#### SELECTED EXCERPT:
_ _ _ _ _
An Act for the Gradual Abolition of Slavery, passed by the Fifth Pennsylvania General Assembly on 1 March 1780, prescribed an end for slavery in Pennsylvania. It was the first act abolishing slavery in the course of human history to be adopted by a democracy. The Act prohibited further importation of slaves into the state, required Pennsylvania slaveholders to annually register their slaves (with forfeiture for noncompliance, and manumission for the enslaved), and established that all children born in Pennsylvania were free persons regardless of the condition or race of their parents. Those enslaved in Pennsylvania before the 1780 law came into effect remained enslaved for life. Pennsylvania's "gradual abolition"—rather than Massachusetts's 1783 "instant abolition"—became a model for freeing slaves in other Northern states.

1780 Act
The 1780 Act prohibited further importation of slaves into Pennsylvania, but it also respected the property rights of Pennsylvania slaveholders by not freeing slaves already held in the state. It changed the legal status of future children born to enslaved Pennsylvania mothers from "slave" to "indentured servant", but required those children to work for the mother's master until age 28. To verify that no additional slaves were imported, the Act created a registry of all slaves in the state. Slaveholders who failed to register their slaves annually, or who did it improperly, lost their slaves to manumission.
_ _ _ _ _
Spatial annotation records
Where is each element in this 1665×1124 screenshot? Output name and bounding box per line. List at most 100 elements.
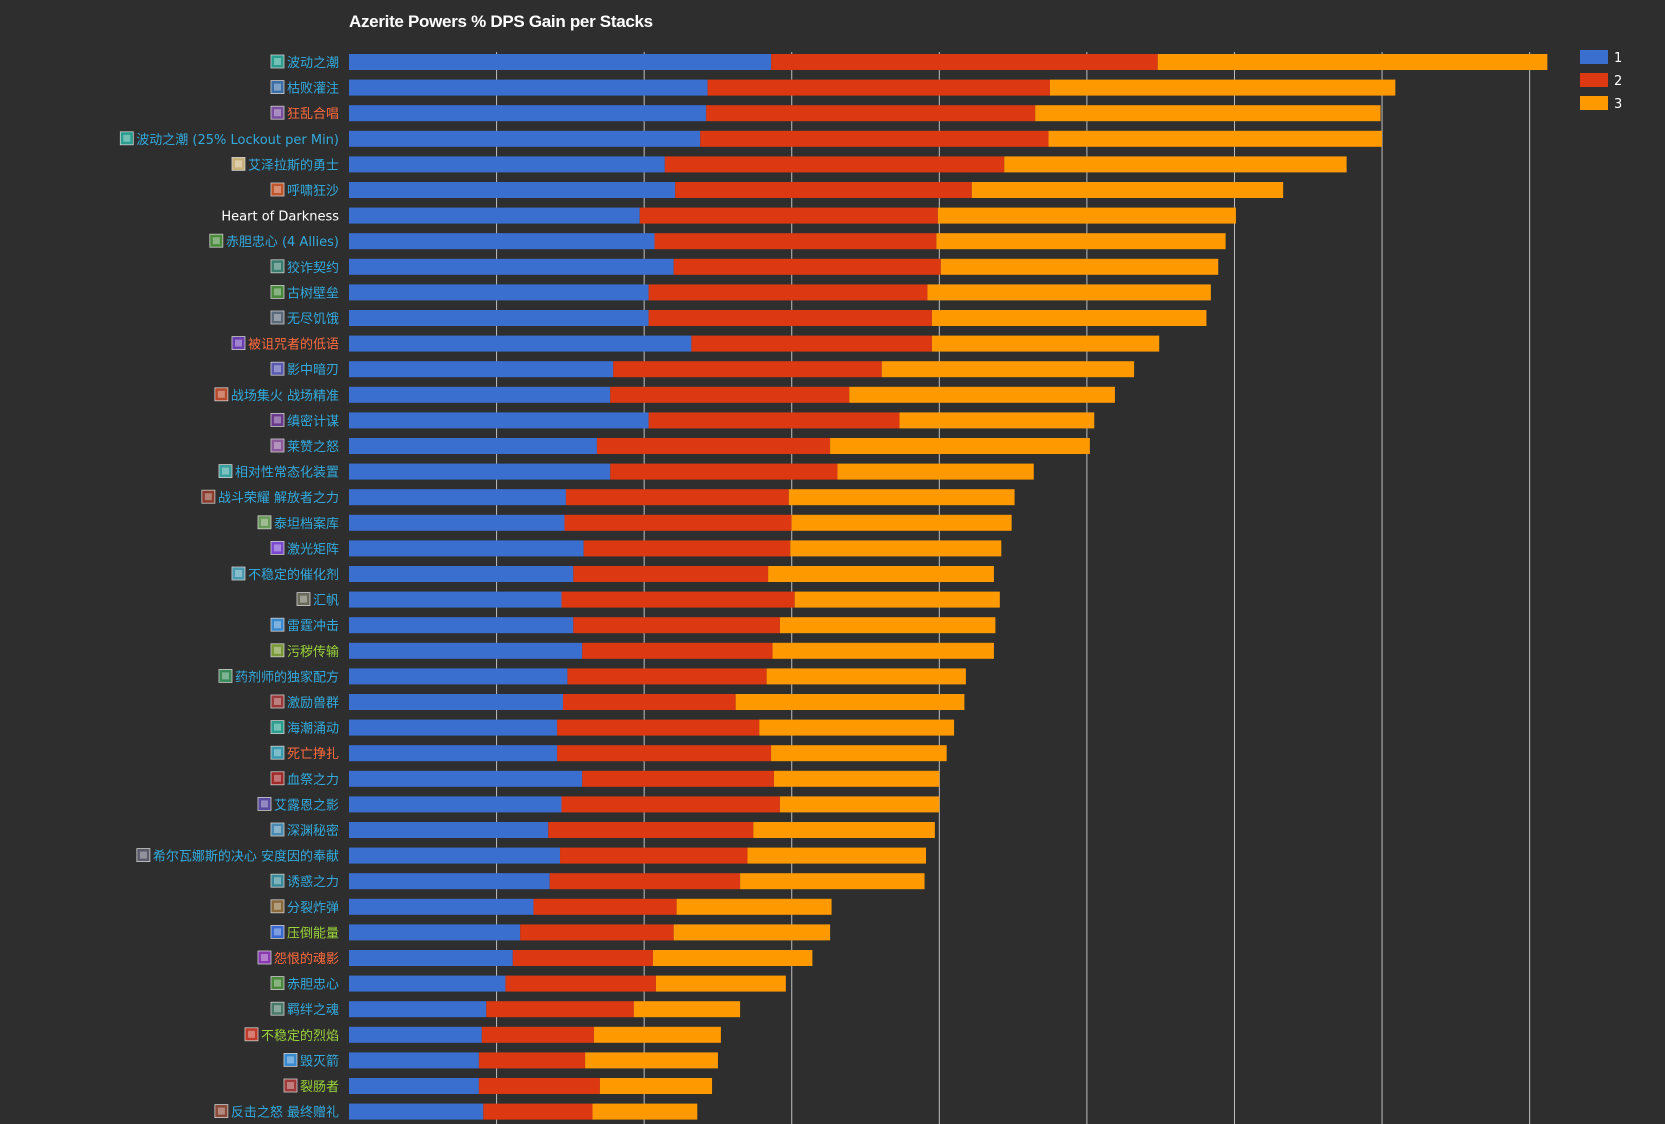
category-label: 赤胆忠心 (4 Allies) — [226, 235, 339, 250]
bar-segment-1 — [349, 796, 562, 813]
ability-icon-glyph — [273, 877, 281, 885]
ability-icon — [257, 797, 272, 811]
bar-segment-3 — [794, 591, 1000, 608]
ability-icon-glyph — [273, 83, 281, 91]
bar-segment-1 — [349, 617, 574, 634]
category-label: 不稳定的催化剂 — [248, 567, 339, 583]
bar-segment-2 — [561, 591, 795, 608]
ability-icon — [231, 336, 246, 351]
category-label: 死亡挣扎 — [287, 747, 339, 762]
category-label: 被诅咒者的低语 — [248, 337, 339, 353]
ability-icon — [257, 950, 272, 965]
bar-segment-2 — [610, 386, 850, 403]
ability-icon — [218, 669, 233, 683]
bar-segment-3 — [633, 1001, 741, 1018]
bar-segment-1 — [349, 566, 574, 582]
bar-segment-2 — [562, 694, 736, 710]
bar-segment-2 — [486, 1001, 634, 1018]
bar-segment-1 — [349, 1001, 487, 1018]
ability-icon-glyph — [221, 467, 229, 475]
bar-segment-2 — [564, 514, 792, 531]
bar-segment-1 — [349, 514, 565, 531]
ability-icon-glyph — [139, 851, 147, 859]
bar-segment-3 — [593, 1026, 721, 1043]
bar-segment-1 — [349, 79, 708, 96]
ability-icon — [270, 694, 285, 709]
bar-segment-1 — [349, 1103, 484, 1120]
ability-icons — [119, 54, 311, 1118]
bar-segment-3 — [849, 386, 1115, 403]
bar-segment-2 — [548, 822, 754, 838]
ability-icon-glyph — [260, 954, 268, 961]
bar-segment-1 — [349, 540, 584, 557]
bar-segment-2 — [639, 207, 938, 224]
bar-segment-3 — [771, 745, 947, 762]
bar-segment-1 — [349, 822, 549, 838]
legend: 1 2 3 — [1580, 50, 1622, 112]
bar-segment-2 — [648, 412, 900, 429]
bar-segment-3 — [599, 1078, 713, 1094]
category-label: Heart of Darkness — [221, 210, 339, 225]
ability-icon — [270, 284, 285, 299]
bar-segment-1 — [349, 694, 563, 710]
category-label: 无尽饥饿 — [287, 312, 339, 327]
category-label: 血祭之力 — [287, 773, 339, 788]
ability-icon — [270, 182, 285, 197]
category-label: 激光矩阵 — [287, 542, 339, 557]
category-label: 古树壁垒 — [287, 286, 339, 301]
ability-icon — [270, 771, 285, 786]
category-label: 海潮涌动 — [287, 722, 339, 737]
bar-segment-3 — [791, 514, 1012, 531]
ability-icon-glyph — [260, 518, 268, 526]
bar-segment-2 — [673, 258, 941, 275]
bar-segment-1 — [349, 745, 558, 762]
bar-segment-1 — [349, 233, 655, 250]
category-label: 战场集火 战场精准 — [231, 388, 339, 404]
bar-segment-3 — [940, 258, 1219, 275]
bar-segment-3 — [676, 898, 832, 915]
bar-segment-1 — [349, 847, 561, 864]
ability-icon — [270, 259, 285, 274]
category-label: 缜密计谋 — [287, 413, 339, 429]
legend-swatch — [1580, 96, 1608, 110]
ability-icon — [201, 489, 216, 504]
bar-segment-2 — [549, 873, 741, 890]
bar-segment-1 — [349, 182, 676, 198]
ability-icon — [270, 899, 285, 914]
bar-segment-3 — [1157, 54, 1548, 70]
bar-segment-1 — [349, 642, 583, 659]
ability-icon — [283, 1078, 298, 1093]
bar-segment-1 — [349, 873, 550, 890]
bar-segment-2 — [700, 130, 1049, 147]
bar-segment-1 — [349, 130, 701, 147]
ability-icon — [270, 976, 285, 990]
bar-segment-1 — [349, 489, 566, 506]
category-label: 赤胆忠心 — [287, 978, 339, 993]
category-label: 泰坦档案库 — [274, 516, 339, 532]
ability-icon-glyph — [273, 416, 281, 424]
bar-segment-2 — [613, 361, 882, 378]
category-label: 枯败灌注 — [287, 82, 339, 97]
bar-segment-3 — [768, 566, 994, 582]
ability-icon — [214, 387, 229, 402]
bar-segment-2 — [567, 668, 767, 685]
bar-segment-2 — [610, 463, 838, 480]
bar-segment-2 — [573, 617, 780, 634]
category-label: 战斗荣耀 解放者之力 — [218, 491, 339, 506]
bar-segment-3 — [779, 796, 940, 813]
category-label: 影中暗刃 — [287, 363, 339, 378]
ability-icon-glyph — [273, 902, 281, 910]
legend-swatch — [1580, 73, 1608, 87]
bar-segment-2 — [561, 796, 780, 813]
bar-segment-3 — [747, 847, 927, 864]
category-label: 希尔瓦娜斯的决心 安度因的奉献 — [153, 849, 339, 865]
ability-icon-glyph — [273, 979, 281, 987]
bar-segment-2 — [691, 335, 932, 352]
ability-icon — [270, 54, 285, 69]
ability-icon-glyph — [273, 58, 281, 65]
bar-segment-1 — [349, 950, 513, 966]
category-label: 波动之潮 — [287, 56, 339, 71]
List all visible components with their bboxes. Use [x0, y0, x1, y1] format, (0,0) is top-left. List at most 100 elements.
_ _ _ _ _
#### OBJECTIVE 1:
Translate this sentence from the passage on Pennsylvania's 1780 abolition act into Spanish: "Those enslaved in Pennsylvania before the 1780 law came into effect remained enslaved for life."
#### OBJECTIVE 2:
From the passage on Pennsylvania's 1780 abolition act, print the words starting at "An Act for the" and ending at "other Northern states.".

#### TASK RESULT 1:
Quienes estaban esclavizados en Pensilvania antes de que la ley de 1780 entrara en vigor permanecieron esclavizados de por vida.

#### TASK RESULT 2:
An Act for the Gradual Abolition of Slavery, passed by the Fifth Pennsylvania General Assembly on 1 March 1780, prescribed an end for slavery in Pennsylvania. It was the first act abolishing slavery in the course of human history to be adopted by a democracy. The Act prohibited further importation of slaves into the state, required Pennsylvania slaveholders to annually register their slaves (with forfeiture for noncompliance, and manumission for the enslaved), and established that all children born in Pennsylvania were free persons regardless of the condition or race of their parents. Those enslaved in Pennsylvania before the 1780 law came into effect remained enslaved for life. Pennsylvania's "gradual abolition"—rather than Massachusetts's 1783 "instant abolition"—became a model for freeing slaves in other Northern states.